## [WHAT IS ASKED]
Exactly as written, please set down all of the entries again, with no pictures.

## [GIVEN RECORDS]
## Begin
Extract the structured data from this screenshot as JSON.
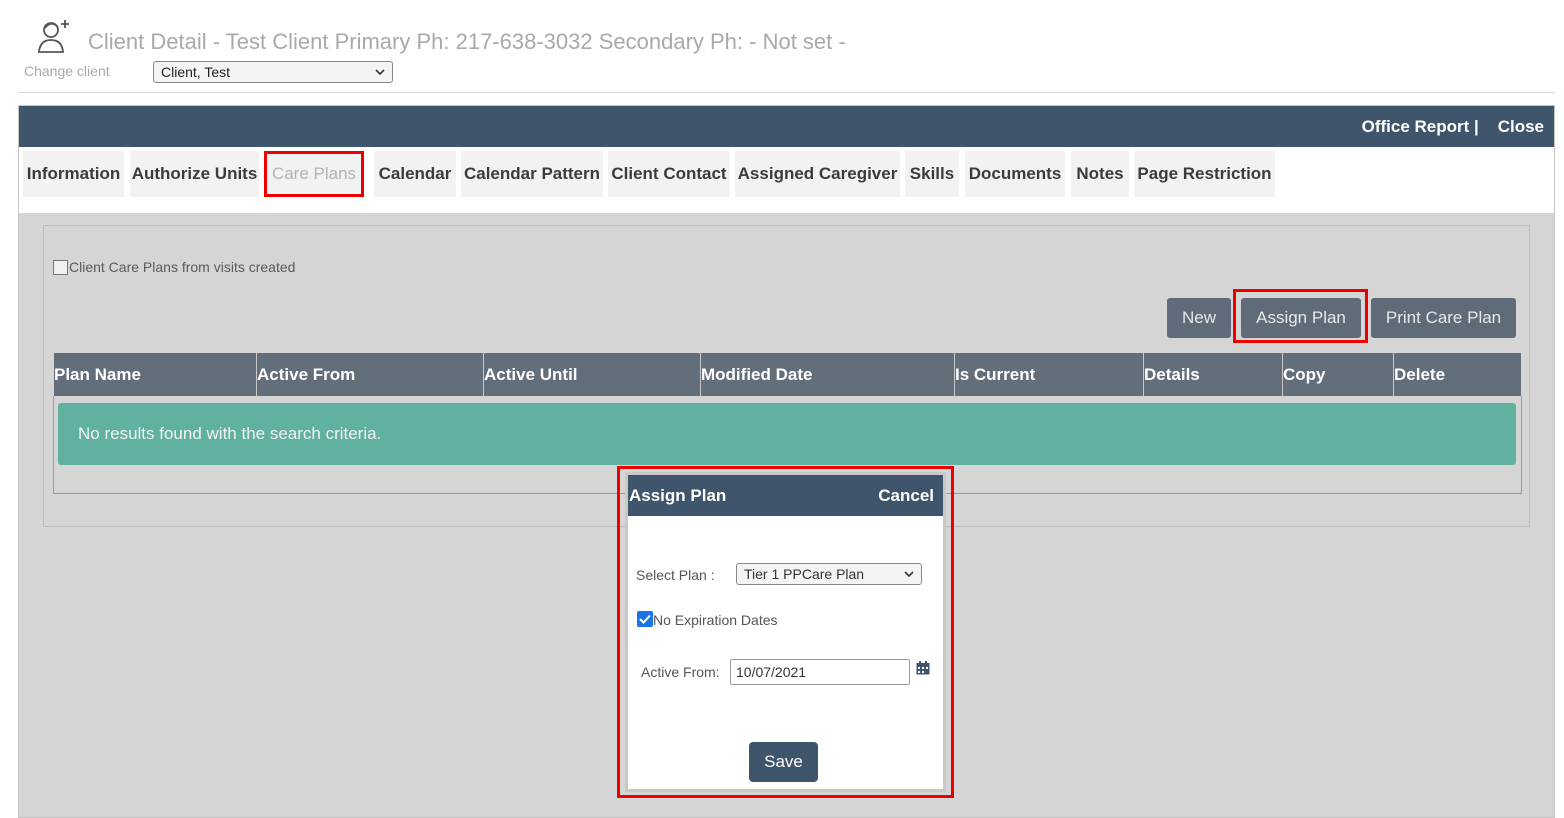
{
  "header": {
    "icon": "user-add-icon",
    "title": "Client Detail - Test Client Primary Ph: 217-638-3032 Secondary Ph: - Not set -",
    "change_client_label": "Change client",
    "client_select_value": "Client, Test"
  },
  "topbar": {
    "office_report": "Office Report |",
    "close": "Close",
    "color": "#3f556b"
  },
  "tabs": [
    {
      "label": "Information"
    },
    {
      "label": "Authorize Units"
    },
    {
      "label": "Care Plans",
      "active": true
    },
    {
      "label": "Calendar"
    },
    {
      "label": "Calendar Pattern"
    },
    {
      "label": "Client Contact"
    },
    {
      "label": "Assigned Caregiver"
    },
    {
      "label": "Skills"
    },
    {
      "label": "Documents"
    },
    {
      "label": "Notes"
    },
    {
      "label": "Page Restriction"
    }
  ],
  "care_plans": {
    "checkbox_label": "Client Care Plans from visits created",
    "buttons": {
      "new": "New",
      "assign_plan": "Assign Plan",
      "print_care_plan": "Print Care Plan"
    },
    "columns": [
      "Plan Name",
      "Active From",
      "Active Until",
      "Modified Date",
      "Is Current",
      "Details",
      "Copy",
      "Delete"
    ],
    "no_results": "No results found with the search criteria."
  },
  "modal": {
    "title": "Assign Plan",
    "cancel": "Cancel",
    "select_plan_label": "Select Plan :",
    "select_plan_value": "Tier 1 PPCare Plan",
    "no_expiration_label": "No Expiration Dates",
    "no_expiration_checked": true,
    "active_from_label": "Active From:",
    "active_from_value": "10/07/2021",
    "calendar_icon": "calendar-icon",
    "save": "Save"
  },
  "colors": {
    "highlight": "#ee0000",
    "results_banner": "#61b1a1",
    "grid_header": "#636e7b"
  }
}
## End
## [CORRECT RESPONSE]
Extract the structured data from this screenshot as JSON.
{
  "header": {
    "icon": "user-add-icon",
    "title": "Client Detail - Test Client Primary Ph: 217-638-3032 Secondary Ph: - Not set -",
    "change_client_label": "Change client",
    "client_select_value": "Client, Test"
  },
  "topbar": {
    "office_report": "Office Report |",
    "close": "Close",
    "color": "#3f556b"
  },
  "tabs": [
    {
      "label": "Information"
    },
    {
      "label": "Authorize Units"
    },
    {
      "label": "Care Plans",
      "active": true
    },
    {
      "label": "Calendar"
    },
    {
      "label": "Calendar Pattern"
    },
    {
      "label": "Client Contact"
    },
    {
      "label": "Assigned Caregiver"
    },
    {
      "label": "Skills"
    },
    {
      "label": "Documents"
    },
    {
      "label": "Notes"
    },
    {
      "label": "Page Restriction"
    }
  ],
  "care_plans": {
    "checkbox_label": "Client Care Plans from visits created",
    "buttons": {
      "new": "New",
      "assign_plan": "Assign Plan",
      "print_care_plan": "Print Care Plan"
    },
    "columns": [
      "Plan Name",
      "Active From",
      "Active Until",
      "Modified Date",
      "Is Current",
      "Details",
      "Copy",
      "Delete"
    ],
    "no_results": "No results found with the search criteria."
  },
  "modal": {
    "title": "Assign Plan",
    "cancel": "Cancel",
    "select_plan_label": "Select Plan :",
    "select_plan_value": "Tier 1 PPCare Plan",
    "no_expiration_label": "No Expiration Dates",
    "no_expiration_checked": true,
    "active_from_label": "Active From:",
    "active_from_value": "10/07/2021",
    "calendar_icon": "calendar-icon",
    "save": "Save"
  },
  "colors": {
    "highlight": "#ee0000",
    "results_banner": "#61b1a1",
    "grid_header": "#636e7b"
  }
}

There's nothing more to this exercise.